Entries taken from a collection
'''
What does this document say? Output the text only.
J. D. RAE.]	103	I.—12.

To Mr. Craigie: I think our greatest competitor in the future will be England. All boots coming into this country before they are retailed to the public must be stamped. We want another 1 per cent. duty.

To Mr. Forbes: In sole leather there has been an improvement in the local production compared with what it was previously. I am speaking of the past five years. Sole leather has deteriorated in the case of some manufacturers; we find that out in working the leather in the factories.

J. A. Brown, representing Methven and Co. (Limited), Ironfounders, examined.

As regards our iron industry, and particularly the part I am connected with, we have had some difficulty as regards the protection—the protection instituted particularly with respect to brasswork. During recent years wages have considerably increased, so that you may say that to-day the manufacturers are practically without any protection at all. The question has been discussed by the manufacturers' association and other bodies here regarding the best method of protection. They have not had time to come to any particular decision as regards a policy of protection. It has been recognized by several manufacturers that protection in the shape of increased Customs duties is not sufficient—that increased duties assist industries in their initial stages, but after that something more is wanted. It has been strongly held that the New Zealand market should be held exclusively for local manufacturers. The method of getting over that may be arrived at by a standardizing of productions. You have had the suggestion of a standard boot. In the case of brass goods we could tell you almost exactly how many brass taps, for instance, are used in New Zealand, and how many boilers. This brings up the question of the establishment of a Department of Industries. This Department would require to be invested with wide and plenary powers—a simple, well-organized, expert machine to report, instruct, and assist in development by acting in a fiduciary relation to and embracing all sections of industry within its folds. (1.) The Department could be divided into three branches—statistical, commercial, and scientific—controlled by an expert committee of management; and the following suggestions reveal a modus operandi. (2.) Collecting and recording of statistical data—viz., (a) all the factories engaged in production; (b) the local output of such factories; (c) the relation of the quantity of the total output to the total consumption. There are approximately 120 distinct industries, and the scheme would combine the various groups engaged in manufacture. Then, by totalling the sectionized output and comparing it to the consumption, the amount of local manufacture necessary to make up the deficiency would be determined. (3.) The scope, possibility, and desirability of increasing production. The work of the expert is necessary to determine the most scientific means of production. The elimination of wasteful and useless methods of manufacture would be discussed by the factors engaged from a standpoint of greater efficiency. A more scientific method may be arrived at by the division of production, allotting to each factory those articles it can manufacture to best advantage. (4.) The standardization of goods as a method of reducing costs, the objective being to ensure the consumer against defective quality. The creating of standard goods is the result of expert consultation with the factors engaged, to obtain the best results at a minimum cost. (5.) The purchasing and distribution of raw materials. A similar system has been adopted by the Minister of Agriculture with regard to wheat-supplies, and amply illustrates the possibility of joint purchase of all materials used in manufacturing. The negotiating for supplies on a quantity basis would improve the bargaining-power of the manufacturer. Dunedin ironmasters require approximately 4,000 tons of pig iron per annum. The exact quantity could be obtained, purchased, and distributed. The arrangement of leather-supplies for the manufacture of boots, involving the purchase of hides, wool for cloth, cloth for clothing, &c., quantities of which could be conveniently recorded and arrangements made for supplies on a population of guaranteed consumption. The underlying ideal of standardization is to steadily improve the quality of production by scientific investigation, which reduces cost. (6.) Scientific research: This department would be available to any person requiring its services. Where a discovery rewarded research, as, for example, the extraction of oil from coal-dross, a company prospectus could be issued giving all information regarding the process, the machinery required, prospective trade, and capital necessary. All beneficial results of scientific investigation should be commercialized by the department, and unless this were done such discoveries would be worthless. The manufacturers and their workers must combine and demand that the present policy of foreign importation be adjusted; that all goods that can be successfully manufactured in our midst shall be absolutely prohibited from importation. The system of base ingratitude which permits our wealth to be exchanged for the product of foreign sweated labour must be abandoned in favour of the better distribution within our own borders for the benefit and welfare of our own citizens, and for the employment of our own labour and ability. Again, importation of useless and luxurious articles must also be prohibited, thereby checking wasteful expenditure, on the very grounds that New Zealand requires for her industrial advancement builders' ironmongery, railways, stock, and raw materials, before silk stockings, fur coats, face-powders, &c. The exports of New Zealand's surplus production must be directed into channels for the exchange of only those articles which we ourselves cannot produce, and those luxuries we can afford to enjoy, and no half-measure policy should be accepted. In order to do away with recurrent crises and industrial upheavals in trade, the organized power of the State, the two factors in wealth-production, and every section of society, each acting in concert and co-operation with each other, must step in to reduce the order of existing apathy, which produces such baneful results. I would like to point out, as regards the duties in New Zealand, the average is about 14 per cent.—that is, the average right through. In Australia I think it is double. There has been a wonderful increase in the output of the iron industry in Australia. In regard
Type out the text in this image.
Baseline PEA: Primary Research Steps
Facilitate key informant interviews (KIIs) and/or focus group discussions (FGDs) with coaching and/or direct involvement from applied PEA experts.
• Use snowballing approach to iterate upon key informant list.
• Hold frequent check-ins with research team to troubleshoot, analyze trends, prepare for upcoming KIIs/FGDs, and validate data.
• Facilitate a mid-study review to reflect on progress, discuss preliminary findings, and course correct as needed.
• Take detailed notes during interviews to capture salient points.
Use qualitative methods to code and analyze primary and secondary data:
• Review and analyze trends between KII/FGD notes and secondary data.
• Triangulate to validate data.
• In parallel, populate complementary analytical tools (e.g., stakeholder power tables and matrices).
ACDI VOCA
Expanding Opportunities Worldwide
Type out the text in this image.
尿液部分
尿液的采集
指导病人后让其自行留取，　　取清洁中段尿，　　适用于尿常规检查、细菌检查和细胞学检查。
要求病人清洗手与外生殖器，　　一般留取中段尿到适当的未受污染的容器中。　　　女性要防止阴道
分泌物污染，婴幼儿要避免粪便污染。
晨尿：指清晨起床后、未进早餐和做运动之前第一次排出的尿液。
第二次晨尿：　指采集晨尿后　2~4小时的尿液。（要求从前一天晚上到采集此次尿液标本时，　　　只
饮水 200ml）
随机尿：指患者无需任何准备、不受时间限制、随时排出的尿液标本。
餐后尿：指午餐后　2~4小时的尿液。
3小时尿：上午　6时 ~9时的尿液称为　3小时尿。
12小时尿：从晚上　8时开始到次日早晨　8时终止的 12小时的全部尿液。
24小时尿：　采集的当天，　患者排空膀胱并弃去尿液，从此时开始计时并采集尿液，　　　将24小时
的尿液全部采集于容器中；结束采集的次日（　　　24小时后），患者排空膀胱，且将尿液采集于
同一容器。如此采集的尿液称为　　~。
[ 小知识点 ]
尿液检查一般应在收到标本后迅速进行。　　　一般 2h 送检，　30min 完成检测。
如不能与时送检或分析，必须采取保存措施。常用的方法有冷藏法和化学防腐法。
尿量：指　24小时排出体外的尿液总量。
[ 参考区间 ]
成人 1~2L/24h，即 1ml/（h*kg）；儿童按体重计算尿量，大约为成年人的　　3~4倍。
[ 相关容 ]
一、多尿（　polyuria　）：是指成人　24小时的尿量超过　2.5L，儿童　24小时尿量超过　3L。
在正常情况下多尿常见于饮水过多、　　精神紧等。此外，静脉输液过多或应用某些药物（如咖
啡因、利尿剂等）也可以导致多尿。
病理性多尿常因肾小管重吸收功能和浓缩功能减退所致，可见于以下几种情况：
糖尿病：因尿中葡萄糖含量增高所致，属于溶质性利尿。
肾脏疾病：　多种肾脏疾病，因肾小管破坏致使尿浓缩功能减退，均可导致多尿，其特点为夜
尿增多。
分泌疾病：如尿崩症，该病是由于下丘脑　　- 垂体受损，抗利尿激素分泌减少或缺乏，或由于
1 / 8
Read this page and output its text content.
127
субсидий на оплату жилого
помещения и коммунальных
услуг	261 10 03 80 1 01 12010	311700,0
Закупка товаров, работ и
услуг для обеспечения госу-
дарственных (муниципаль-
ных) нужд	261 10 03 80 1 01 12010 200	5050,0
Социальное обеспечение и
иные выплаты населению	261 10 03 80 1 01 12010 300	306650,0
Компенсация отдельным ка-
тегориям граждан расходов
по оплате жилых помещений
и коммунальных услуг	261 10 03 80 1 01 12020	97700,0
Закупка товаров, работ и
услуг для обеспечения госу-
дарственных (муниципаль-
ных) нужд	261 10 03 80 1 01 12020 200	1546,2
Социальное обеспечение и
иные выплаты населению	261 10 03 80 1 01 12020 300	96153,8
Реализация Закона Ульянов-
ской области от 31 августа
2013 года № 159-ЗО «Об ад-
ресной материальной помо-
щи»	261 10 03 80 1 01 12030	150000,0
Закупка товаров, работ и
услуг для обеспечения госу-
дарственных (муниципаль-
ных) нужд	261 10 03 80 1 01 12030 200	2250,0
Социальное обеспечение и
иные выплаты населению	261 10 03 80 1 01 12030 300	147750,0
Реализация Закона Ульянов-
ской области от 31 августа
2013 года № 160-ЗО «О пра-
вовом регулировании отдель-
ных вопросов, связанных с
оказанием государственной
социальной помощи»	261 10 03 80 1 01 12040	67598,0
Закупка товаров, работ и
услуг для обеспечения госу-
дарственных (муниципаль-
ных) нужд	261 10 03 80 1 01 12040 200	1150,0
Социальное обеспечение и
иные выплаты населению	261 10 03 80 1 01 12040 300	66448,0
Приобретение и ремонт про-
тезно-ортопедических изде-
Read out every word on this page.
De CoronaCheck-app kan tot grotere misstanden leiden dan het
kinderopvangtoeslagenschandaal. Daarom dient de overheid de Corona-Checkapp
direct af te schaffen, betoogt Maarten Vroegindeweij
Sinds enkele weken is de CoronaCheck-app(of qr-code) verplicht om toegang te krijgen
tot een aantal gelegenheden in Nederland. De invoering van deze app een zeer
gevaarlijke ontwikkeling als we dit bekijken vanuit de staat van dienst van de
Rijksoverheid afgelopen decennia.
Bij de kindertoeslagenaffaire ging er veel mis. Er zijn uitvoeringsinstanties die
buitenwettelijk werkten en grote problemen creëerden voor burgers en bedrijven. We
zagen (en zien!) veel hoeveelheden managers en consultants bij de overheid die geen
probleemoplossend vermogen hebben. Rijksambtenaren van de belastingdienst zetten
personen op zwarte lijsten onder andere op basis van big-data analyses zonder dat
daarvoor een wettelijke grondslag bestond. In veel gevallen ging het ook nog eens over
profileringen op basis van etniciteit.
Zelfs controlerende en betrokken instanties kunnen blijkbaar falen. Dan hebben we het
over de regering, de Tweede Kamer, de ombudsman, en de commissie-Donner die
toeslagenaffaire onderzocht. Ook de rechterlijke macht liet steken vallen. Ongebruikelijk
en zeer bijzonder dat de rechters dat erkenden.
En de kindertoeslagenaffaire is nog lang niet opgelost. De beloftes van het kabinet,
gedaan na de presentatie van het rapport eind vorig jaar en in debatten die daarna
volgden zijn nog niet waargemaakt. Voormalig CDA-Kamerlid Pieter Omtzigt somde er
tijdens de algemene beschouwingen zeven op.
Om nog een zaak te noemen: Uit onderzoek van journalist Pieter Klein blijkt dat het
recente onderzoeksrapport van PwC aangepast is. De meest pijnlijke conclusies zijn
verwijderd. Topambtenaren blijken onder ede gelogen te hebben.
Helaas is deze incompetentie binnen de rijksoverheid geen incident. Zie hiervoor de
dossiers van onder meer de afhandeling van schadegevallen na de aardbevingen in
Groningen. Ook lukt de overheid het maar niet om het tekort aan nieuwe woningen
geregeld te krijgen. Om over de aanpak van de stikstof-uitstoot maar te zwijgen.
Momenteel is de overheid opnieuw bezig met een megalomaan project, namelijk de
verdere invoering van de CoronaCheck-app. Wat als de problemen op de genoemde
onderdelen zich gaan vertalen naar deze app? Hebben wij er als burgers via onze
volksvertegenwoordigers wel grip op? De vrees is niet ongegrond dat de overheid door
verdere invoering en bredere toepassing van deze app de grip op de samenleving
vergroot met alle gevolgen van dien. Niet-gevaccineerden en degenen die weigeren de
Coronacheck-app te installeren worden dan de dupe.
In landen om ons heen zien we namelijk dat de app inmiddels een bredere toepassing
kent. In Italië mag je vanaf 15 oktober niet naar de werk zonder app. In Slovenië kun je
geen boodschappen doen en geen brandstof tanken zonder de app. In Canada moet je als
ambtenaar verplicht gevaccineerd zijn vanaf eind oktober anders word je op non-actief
'''
## Task prompt
Isolate the lines above that contain the word "населению" and copy them.

## Finished answer
иные выплаты населению	261 10 03 80 1 01 12010 300	306650,0
иные выплаты населению	261 10 03 80 1 01 12020 300	96153,8
иные выплаты населению	261 10 03 80 1 01 12030 300	147750,0
иные выплаты населению	261 10 03 80 1 01 12040 300	66448,0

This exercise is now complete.